(Extracted records)
● ● ● ● ● ● ●

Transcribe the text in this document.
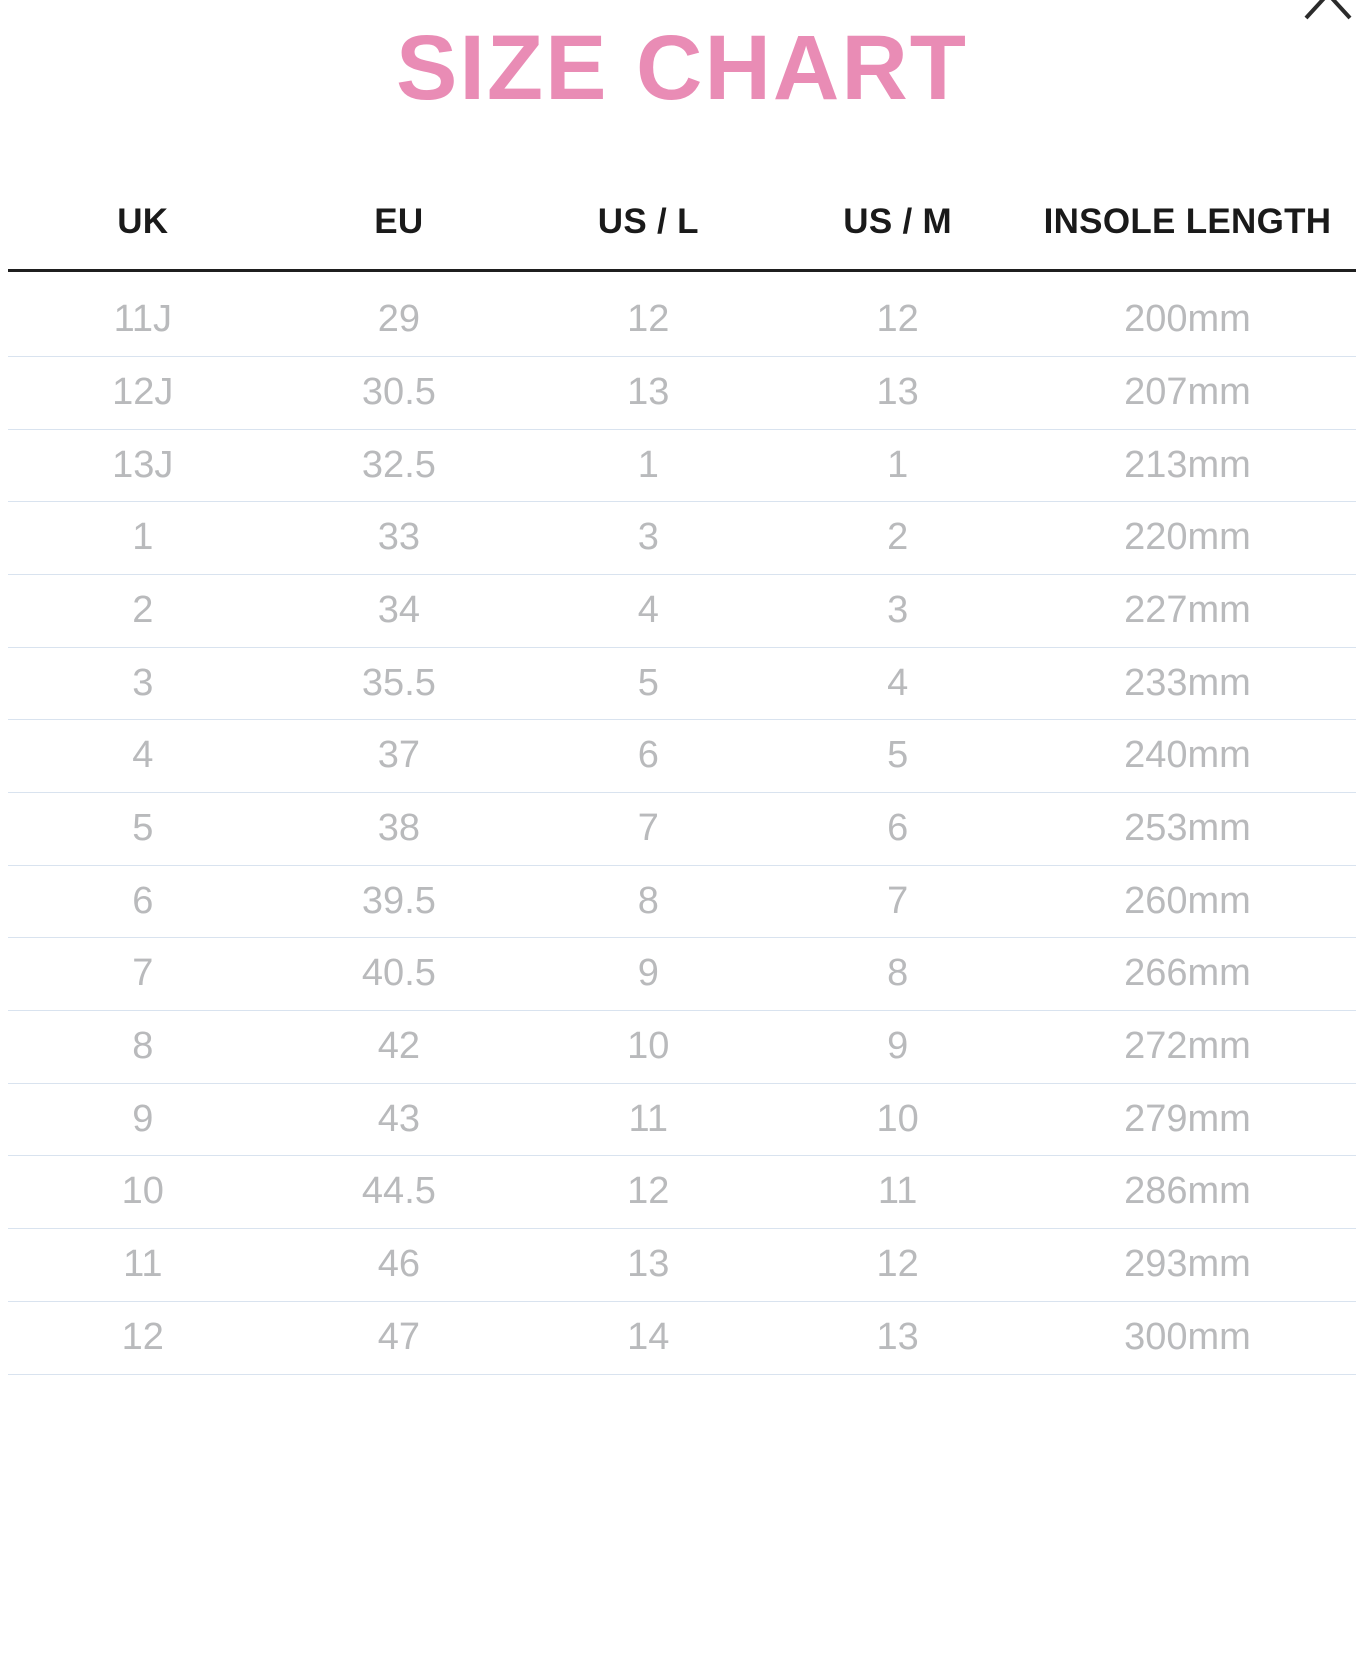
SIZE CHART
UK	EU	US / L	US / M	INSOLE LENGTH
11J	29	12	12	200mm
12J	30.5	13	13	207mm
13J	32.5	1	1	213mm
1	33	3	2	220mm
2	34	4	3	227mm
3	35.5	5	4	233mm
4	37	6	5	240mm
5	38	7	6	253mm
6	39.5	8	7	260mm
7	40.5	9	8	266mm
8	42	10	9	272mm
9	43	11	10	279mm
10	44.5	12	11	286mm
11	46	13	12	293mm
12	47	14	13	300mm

● ● ● ● ● ● ●

▶ What is asked
Omit the pictures, then output the rest of the listing exactly.

▶ Solution to the exercise
Transcribe the text in this document.
SIZE CHART
UK	EU	US / L	US / M	INSOLE LENGTH
11J	29	12	12	200mm
12J	30.5	13	13	207mm
13J	32.5	1	1	213mm
1	33	3	2	220mm
2	34	4	3	227mm
3	35.5	5	4	233mm
4	37	6	5	240mm
5	38	7	6	253mm
6	39.5	8	7	260mm
7	40.5	9	8	266mm
8	42	10	9	272mm
9	43	11	10	279mm
10	44.5	12	11	286mm
11	46	13	12	293mm
12	47	14	13	300mm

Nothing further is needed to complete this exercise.